### Text extract
+++

Reviewed – 24th October 2019

★★★

 

“Horváth’s story oozes dread and suspense, both of which were lacking this evening”

 

Christopher Hampton, the West-End’s go-to translator whose adaptation of Florian Zeller’s “The Son” is currently playing at the Duke of York’s Theatre, has turned his hand to Ödön von Horváth’s 1938 novella “Youth Without God” (‘Jugend ohne Gott’). First published the year of his untimely death, Horváth’s novella is a stunning meditation on complicity and justice under the early years of Nazi rule in Germany. Hampton has been faithful to a fault, in a way that leaves this production feeling a little lacking.

Originally a first-person narrative, we follow the nameless Teacher (Alex Waldmann) whose class of teenage schoolboys are introduced as hot-headed, propaganda-spurting youths. After trying to oust their teacher for his insistence that “Africans are humans too”, the boys are sent off with him for military training in the mountains. Free to roam the woods, one boy (Raymond Anum) begins a clandestine affair with a young orphaned girl (Anna Munden), and events quickly spiral out of control with one classmate ending up with a stone to the temple (Malcolm Cumming) and the other on trail for his life.

All this is told ostensibly from the teacher’s perspective, using narration and reported speech to detail the events. This would not be a problem, but Waldmann’s fairly under-energised performance means he doesn’t quite bring us on side, and he remains an impassive and emotionally stunted character throughout. Hampton has translated great swathes of text for the Teacher, but more needs to be worked out between writer, director and actor to differentiate between narrated and lived-in moments. Why is the Teacher speaking to us at all? Knowing the book, the translation feels a little unimaginative at times. As a published text, fine. On stage? It gets quite dry.

+++

### Stated task
Write out the part of the play review between "Originally a first-person" and "for his life.", inclusive, word for word. The records have nothing to do with the review.

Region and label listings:

+++

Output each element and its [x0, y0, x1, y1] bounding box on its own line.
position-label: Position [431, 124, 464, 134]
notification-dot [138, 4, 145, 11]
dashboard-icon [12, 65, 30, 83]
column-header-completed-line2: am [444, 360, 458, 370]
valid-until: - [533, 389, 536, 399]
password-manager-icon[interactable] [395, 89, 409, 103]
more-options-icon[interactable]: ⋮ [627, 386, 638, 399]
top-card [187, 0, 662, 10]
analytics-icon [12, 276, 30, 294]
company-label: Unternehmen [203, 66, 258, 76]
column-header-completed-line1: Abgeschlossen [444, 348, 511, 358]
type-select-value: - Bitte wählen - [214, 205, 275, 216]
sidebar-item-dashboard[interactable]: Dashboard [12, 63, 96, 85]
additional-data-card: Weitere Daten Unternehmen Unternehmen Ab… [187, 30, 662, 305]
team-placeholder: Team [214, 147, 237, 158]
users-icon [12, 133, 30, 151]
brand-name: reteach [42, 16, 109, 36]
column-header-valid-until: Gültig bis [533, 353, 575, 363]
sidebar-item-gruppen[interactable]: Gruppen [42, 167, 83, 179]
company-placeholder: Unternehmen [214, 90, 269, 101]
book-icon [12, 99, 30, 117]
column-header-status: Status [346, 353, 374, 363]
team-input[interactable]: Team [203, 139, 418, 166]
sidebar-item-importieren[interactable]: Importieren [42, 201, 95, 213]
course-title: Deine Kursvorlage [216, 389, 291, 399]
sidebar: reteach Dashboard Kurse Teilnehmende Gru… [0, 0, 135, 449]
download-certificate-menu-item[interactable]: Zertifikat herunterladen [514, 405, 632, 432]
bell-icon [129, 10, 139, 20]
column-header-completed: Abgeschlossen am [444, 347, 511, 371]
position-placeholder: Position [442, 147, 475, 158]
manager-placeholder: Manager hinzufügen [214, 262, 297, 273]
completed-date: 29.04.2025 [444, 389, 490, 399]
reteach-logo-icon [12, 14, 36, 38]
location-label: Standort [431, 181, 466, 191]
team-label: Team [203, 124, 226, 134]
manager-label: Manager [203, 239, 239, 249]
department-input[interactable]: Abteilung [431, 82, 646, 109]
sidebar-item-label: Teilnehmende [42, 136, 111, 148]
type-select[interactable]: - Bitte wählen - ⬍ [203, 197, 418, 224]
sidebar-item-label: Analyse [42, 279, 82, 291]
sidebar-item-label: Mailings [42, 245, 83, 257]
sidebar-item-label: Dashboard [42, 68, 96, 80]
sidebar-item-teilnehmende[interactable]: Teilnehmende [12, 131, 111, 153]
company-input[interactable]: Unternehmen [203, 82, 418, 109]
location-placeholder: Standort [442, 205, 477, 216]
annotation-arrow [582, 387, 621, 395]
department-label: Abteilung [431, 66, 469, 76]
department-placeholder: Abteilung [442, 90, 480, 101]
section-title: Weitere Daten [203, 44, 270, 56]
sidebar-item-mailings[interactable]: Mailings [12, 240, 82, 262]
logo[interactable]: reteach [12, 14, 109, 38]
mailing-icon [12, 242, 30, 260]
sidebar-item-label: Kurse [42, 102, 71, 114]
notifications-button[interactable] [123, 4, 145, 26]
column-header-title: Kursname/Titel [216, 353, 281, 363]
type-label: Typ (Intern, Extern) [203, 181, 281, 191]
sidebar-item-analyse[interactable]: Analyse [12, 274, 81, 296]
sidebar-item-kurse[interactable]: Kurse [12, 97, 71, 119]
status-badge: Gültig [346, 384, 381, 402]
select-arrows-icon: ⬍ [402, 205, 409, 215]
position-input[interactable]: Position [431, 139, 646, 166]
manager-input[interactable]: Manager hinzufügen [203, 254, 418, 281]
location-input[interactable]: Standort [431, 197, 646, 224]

+++

### Solution
Originally a first-person narrative, we follow the nameless Teacher (Alex Waldmann) whose class of teenage schoolboys are introduced as hot-headed, propaganda-spurting youths. After trying to oust their teacher for his insistence that “Africans are humans too”, the boys are sent off with him for military training in the mountains. Free to roam the woods, one boy (Raymond Anum) begins a clandestine affair with a young orphaned girl (Anna Munden), and events quickly spiral out of control with one classmate ending up with a stone to the temple (Malcolm Cumming) and the other on trail for his life.